— What to work on —
Tally each line where the word "egen" occurs, then give only the total.

^^^^^^^^

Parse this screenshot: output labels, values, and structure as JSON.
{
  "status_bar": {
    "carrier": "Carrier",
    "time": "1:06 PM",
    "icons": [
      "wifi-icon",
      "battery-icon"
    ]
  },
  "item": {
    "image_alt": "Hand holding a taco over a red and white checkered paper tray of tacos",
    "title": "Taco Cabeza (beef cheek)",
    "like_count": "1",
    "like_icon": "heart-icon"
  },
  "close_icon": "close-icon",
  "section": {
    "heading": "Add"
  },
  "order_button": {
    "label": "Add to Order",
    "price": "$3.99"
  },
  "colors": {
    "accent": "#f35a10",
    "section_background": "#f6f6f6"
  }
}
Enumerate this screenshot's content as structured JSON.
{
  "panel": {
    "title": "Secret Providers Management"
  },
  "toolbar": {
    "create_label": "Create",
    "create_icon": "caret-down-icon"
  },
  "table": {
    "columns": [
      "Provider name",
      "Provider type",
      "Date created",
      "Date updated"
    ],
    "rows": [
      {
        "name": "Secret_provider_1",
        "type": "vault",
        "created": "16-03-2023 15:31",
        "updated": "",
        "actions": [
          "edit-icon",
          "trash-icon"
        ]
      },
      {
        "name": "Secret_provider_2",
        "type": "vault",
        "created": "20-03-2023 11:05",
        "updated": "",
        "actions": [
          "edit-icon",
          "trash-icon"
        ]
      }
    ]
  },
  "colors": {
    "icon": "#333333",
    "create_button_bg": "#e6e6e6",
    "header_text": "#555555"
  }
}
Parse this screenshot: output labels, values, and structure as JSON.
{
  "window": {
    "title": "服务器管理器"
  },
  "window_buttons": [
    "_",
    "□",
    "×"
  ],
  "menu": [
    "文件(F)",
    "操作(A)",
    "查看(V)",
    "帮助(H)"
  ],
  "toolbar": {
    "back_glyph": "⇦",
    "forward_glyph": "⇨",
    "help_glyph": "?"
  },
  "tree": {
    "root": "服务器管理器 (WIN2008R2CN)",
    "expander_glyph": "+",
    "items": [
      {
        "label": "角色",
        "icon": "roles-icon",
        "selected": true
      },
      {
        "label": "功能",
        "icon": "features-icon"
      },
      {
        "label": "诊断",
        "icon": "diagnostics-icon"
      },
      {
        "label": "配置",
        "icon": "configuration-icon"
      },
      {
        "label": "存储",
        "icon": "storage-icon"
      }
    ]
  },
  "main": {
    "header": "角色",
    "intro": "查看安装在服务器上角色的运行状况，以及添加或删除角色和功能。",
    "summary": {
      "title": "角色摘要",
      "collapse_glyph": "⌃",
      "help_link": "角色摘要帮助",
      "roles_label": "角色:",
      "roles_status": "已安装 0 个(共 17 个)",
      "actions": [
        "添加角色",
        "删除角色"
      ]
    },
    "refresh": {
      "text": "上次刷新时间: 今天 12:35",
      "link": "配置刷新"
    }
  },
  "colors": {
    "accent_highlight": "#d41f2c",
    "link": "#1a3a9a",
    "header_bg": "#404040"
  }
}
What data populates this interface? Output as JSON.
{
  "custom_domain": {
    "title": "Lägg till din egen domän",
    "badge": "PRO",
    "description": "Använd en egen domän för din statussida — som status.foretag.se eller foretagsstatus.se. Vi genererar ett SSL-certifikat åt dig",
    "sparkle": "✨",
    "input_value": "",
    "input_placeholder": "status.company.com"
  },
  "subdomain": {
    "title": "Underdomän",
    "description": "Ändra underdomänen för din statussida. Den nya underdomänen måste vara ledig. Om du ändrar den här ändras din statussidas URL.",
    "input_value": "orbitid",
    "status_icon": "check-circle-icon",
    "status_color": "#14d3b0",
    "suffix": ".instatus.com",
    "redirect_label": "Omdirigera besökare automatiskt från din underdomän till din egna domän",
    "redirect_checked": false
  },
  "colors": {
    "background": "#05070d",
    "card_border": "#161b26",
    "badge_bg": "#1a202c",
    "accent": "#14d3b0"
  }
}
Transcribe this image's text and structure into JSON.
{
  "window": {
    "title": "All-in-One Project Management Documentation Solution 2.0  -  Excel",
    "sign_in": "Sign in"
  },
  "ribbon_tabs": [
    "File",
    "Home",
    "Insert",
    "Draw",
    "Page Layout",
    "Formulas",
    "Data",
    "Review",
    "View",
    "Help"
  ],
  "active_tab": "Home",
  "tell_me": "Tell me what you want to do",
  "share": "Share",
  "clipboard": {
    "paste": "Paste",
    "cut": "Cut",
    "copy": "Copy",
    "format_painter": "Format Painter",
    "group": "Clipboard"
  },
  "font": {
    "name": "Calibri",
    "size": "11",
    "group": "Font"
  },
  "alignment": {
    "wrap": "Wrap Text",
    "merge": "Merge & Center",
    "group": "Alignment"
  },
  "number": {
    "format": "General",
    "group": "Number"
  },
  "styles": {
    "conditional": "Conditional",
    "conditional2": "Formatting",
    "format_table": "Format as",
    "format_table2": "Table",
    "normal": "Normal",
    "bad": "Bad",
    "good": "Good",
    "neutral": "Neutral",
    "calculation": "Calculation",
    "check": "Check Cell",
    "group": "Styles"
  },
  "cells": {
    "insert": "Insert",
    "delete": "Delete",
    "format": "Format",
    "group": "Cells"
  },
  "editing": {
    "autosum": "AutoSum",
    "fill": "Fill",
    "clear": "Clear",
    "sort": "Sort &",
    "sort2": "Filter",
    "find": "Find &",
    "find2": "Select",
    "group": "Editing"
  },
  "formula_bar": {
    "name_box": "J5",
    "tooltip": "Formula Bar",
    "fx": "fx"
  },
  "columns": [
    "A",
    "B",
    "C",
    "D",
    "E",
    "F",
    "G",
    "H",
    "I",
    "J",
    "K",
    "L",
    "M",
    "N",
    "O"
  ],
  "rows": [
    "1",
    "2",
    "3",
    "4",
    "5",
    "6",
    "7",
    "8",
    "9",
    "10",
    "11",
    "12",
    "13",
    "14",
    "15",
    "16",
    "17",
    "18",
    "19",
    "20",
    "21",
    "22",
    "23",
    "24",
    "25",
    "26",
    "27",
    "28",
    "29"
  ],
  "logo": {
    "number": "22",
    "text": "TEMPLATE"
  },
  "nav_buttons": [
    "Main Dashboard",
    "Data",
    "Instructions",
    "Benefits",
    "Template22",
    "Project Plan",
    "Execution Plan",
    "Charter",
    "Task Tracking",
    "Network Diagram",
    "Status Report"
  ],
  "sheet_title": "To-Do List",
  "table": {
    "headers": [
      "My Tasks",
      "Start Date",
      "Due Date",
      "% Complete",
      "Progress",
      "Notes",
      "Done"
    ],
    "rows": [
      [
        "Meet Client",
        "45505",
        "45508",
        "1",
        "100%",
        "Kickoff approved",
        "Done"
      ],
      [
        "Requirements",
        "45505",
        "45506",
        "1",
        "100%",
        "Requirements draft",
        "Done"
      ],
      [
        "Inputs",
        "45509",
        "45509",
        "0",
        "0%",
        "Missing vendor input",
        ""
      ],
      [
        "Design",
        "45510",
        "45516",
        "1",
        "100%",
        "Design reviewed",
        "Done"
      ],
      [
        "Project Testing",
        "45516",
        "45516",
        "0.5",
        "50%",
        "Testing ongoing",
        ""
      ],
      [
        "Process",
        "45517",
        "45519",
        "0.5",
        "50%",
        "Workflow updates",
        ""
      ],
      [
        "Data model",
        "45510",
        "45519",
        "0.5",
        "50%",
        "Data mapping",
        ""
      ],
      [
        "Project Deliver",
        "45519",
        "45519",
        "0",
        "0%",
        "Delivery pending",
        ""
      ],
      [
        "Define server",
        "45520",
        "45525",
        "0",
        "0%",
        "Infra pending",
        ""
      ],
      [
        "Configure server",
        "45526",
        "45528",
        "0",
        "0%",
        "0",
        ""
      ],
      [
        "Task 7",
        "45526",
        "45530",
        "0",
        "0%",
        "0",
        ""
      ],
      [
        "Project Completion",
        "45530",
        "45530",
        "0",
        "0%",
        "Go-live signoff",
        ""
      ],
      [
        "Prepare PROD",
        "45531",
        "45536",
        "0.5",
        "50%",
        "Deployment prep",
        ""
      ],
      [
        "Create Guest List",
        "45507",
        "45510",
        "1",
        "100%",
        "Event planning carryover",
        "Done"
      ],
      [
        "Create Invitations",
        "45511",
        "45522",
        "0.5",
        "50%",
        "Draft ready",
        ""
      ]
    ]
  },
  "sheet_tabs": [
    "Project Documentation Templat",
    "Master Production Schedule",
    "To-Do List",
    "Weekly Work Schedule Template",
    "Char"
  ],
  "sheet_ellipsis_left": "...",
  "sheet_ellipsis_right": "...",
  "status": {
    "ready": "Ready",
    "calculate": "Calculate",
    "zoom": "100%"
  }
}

^^^^^^^^

— Result —
2